## YOUR GOAL
Wherever the word "parcours" turns up in a line of the entries, copy that line.

(Dataset rows)

+ + + + +

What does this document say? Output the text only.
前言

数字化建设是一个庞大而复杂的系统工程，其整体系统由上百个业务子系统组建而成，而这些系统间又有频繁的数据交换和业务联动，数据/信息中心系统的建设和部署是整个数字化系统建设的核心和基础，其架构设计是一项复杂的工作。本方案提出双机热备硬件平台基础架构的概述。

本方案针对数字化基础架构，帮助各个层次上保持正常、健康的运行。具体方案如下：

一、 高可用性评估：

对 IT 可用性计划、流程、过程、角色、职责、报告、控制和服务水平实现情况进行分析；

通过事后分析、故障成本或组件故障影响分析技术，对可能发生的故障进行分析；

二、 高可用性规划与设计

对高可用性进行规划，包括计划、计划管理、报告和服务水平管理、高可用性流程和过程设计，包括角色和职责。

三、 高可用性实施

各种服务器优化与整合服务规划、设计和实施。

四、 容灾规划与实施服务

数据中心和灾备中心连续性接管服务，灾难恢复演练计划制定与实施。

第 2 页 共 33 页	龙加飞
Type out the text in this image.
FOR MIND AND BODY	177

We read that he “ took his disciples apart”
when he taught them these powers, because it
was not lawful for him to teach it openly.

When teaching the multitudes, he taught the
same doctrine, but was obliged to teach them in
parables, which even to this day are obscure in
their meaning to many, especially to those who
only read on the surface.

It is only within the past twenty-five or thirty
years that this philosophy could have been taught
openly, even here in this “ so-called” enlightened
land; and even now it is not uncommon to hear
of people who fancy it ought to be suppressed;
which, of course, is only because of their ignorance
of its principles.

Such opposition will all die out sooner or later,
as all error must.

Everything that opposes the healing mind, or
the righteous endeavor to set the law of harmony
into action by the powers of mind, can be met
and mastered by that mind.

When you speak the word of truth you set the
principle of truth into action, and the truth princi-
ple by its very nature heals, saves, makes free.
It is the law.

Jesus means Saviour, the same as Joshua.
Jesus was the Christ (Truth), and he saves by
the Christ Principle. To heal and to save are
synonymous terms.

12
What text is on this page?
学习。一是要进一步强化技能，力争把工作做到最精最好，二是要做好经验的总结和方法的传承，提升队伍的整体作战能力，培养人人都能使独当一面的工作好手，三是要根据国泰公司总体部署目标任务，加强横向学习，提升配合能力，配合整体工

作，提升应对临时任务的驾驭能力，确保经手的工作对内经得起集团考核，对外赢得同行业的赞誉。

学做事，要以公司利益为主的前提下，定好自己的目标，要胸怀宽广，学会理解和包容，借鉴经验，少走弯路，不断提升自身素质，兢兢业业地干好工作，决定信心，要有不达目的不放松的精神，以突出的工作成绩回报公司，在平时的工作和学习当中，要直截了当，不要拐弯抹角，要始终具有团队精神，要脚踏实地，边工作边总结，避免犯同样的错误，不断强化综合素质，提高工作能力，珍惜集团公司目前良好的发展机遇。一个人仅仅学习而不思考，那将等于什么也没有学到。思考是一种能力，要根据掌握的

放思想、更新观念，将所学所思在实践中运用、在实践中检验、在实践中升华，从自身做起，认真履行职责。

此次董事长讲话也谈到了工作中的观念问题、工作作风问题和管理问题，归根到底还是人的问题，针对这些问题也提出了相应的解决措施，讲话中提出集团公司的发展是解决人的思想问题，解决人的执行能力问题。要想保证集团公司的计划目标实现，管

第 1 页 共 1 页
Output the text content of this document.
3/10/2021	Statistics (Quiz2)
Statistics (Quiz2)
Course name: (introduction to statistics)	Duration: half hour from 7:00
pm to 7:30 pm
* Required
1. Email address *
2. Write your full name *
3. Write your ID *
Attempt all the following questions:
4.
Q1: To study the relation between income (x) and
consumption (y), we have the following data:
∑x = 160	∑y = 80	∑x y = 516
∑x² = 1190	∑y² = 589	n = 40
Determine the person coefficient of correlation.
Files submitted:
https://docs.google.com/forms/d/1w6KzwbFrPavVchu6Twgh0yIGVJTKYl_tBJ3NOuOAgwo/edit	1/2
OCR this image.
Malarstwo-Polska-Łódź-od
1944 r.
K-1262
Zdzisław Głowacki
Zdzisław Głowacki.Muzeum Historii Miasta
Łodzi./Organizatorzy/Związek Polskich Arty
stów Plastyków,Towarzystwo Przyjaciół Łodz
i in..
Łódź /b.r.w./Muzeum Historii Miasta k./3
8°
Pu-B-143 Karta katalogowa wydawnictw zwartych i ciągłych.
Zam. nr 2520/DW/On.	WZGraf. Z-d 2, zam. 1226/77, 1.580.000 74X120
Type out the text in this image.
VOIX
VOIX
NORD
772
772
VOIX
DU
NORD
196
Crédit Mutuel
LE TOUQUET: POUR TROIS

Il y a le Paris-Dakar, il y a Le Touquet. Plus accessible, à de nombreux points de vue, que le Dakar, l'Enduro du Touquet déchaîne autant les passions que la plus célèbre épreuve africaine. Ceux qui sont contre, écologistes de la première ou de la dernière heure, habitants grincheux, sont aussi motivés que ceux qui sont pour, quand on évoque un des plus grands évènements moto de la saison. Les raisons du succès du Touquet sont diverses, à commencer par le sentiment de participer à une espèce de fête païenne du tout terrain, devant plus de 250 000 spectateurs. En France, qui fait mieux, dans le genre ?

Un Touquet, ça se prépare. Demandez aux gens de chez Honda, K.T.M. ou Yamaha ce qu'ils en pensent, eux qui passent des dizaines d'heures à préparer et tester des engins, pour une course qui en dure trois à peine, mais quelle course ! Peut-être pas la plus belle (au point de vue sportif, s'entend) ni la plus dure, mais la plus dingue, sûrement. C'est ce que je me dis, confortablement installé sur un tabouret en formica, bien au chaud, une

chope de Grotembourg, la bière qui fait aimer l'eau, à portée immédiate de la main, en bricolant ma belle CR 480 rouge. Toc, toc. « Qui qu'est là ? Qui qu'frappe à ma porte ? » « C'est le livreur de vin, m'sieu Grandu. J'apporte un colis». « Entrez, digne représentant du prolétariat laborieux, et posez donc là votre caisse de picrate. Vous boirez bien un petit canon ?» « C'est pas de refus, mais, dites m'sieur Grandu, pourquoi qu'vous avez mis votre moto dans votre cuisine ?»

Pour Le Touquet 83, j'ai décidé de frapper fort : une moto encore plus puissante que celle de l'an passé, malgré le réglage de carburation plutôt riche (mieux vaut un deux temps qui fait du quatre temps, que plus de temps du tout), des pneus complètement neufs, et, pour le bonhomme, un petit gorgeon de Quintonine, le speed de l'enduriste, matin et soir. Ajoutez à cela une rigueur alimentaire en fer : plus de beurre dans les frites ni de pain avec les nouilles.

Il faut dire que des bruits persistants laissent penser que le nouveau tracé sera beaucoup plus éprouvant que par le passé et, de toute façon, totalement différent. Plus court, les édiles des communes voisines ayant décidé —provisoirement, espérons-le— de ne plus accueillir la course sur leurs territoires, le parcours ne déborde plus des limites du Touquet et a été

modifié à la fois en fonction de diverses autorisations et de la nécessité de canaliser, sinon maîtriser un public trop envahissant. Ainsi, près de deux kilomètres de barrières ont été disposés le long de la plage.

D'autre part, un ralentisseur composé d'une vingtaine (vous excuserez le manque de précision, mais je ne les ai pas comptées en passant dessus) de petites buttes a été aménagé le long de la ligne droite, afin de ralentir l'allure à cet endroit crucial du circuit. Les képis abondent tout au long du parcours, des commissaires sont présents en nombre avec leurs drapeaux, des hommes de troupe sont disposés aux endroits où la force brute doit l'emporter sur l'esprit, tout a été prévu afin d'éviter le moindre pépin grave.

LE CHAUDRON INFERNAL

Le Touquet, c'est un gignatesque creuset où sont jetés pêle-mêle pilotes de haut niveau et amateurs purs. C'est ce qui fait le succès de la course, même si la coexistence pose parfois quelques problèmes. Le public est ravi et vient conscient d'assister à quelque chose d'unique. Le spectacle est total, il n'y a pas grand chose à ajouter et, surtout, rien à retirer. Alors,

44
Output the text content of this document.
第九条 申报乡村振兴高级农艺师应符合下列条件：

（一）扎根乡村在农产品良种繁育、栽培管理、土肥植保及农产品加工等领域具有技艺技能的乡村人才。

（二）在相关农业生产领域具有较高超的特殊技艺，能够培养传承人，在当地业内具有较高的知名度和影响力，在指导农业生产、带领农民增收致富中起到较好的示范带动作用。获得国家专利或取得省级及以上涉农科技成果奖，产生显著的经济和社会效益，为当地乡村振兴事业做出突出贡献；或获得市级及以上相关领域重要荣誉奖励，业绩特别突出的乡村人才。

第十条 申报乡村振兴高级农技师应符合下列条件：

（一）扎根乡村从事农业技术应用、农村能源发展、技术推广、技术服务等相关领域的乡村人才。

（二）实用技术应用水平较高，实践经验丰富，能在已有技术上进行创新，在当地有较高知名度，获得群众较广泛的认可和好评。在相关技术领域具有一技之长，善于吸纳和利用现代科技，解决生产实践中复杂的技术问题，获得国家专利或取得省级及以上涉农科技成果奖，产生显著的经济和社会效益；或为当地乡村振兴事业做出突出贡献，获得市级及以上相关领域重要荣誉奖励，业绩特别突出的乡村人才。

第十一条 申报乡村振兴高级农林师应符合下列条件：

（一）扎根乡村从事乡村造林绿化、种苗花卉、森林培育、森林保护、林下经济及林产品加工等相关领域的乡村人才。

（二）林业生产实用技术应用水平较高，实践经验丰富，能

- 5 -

+ + + + +

## COMPLETED TASK
Il faut dire que des bruits persistants laissent penser que le nouveau tracé sera beaucoup plus éprouvant que par le passé et, de toute façon, totalement différent. Plus court, les édiles des communes voisines ayant décidé —provisoirement, espérons-le— de ne plus accueillir la course sur leurs territoires, le parcours ne déborde plus des limites du Touquet et a été
D'autre part, un ralentisseur composé d'une vingtaine (vous excuserez le manque de précision, mais je ne les ai pas comptées en passant dessus) de petites buttes a été aménagé le long de la ligne droite, afin de ralentir l'allure à cet endroit crucial du circuit. Les képis abondent tout au long du parcours, des commissaires sont présents en nombre avec leurs drapeaux, des hommes de troupe sont disposés aux endroits où la force brute doit l'emporter sur l'esprit, tout a été prévu afin d'éviter le moindre pépin grave.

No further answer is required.